• _Records for processing_
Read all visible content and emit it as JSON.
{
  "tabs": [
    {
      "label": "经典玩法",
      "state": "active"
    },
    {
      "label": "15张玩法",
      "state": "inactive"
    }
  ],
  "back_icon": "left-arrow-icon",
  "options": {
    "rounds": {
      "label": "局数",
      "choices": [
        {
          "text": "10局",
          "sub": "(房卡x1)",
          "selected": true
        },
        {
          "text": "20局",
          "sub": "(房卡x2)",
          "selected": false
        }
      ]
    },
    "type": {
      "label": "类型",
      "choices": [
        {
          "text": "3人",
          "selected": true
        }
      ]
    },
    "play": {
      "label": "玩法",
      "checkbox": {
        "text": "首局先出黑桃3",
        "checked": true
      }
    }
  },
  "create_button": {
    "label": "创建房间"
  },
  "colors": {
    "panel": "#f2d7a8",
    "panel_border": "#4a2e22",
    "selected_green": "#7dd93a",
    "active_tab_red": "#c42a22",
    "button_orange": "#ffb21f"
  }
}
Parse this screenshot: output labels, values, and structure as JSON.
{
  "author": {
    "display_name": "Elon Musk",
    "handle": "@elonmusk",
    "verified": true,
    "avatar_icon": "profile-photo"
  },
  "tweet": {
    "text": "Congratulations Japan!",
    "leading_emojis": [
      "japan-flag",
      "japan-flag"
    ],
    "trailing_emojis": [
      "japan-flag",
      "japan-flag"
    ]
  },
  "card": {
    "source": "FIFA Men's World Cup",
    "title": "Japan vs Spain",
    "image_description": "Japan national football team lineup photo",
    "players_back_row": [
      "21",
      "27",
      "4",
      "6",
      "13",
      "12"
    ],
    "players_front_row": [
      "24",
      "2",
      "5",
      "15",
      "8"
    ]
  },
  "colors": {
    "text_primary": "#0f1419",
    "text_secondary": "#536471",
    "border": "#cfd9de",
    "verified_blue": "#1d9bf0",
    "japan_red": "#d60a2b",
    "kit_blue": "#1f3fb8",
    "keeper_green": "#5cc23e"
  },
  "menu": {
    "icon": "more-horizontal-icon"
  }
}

• _What the task requires_
Generate an exact reproduction of all entries.

• _Answer to this task_
Read all visible content and emit it as JSON.
{
  "tabs": [
    {
      "label": "经典玩法",
      "state": "active"
    },
    {
      "label": "15张玩法",
      "state": "inactive"
    }
  ],
  "back_icon": "left-arrow-icon",
  "options": {
    "rounds": {
      "label": "局数",
      "choices": [
        {
          "text": "10局",
          "sub": "(房卡x1)",
          "selected": true
        },
        {
          "text": "20局",
          "sub": "(房卡x2)",
          "selected": false
        }
      ]
    },
    "type": {
      "label": "类型",
      "choices": [
        {
          "text": "3人",
          "selected": true
        }
      ]
    },
    "play": {
      "label": "玩法",
      "checkbox": {
        "text": "首局先出黑桃3",
        "checked": true
      }
    }
  },
  "create_button": {
    "label": "创建房间"
  },
  "colors": {
    "panel": "#f2d7a8",
    "panel_border": "#4a2e22",
    "selected_green": "#7dd93a",
    "active_tab_red": "#c42a22",
    "button_orange": "#ffb21f"
  }
}
Parse this screenshot: output labels, values, and structure as JSON.
{
  "author": {
    "display_name": "Elon Musk",
    "handle": "@elonmusk",
    "verified": true,
    "avatar_icon": "profile-photo"
  },
  "tweet": {
    "text": "Congratulations Japan!",
    "leading_emojis": [
      "japan-flag",
      "japan-flag"
    ],
    "trailing_emojis": [
      "japan-flag",
      "japan-flag"
    ]
  },
  "card": {
    "source": "FIFA Men's World Cup",
    "title": "Japan vs Spain",
    "image_description": "Japan national football team lineup photo",
    "players_back_row": [
      "21",
      "27",
      "4",
      "6",
      "13",
      "12"
    ],
    "players_front_row": [
      "24",
      "2",
      "5",
      "15",
      "8"
    ]
  },
  "colors": {
    "text_primary": "#0f1419",
    "text_secondary": "#536471",
    "border": "#cfd9de",
    "verified_blue": "#1d9bf0",
    "japan_red": "#d60a2b",
    "kit_blue": "#1f3fb8",
    "keeper_green": "#5cc23e"
  },
  "menu": {
    "icon": "more-horizontal-icon"
  }
}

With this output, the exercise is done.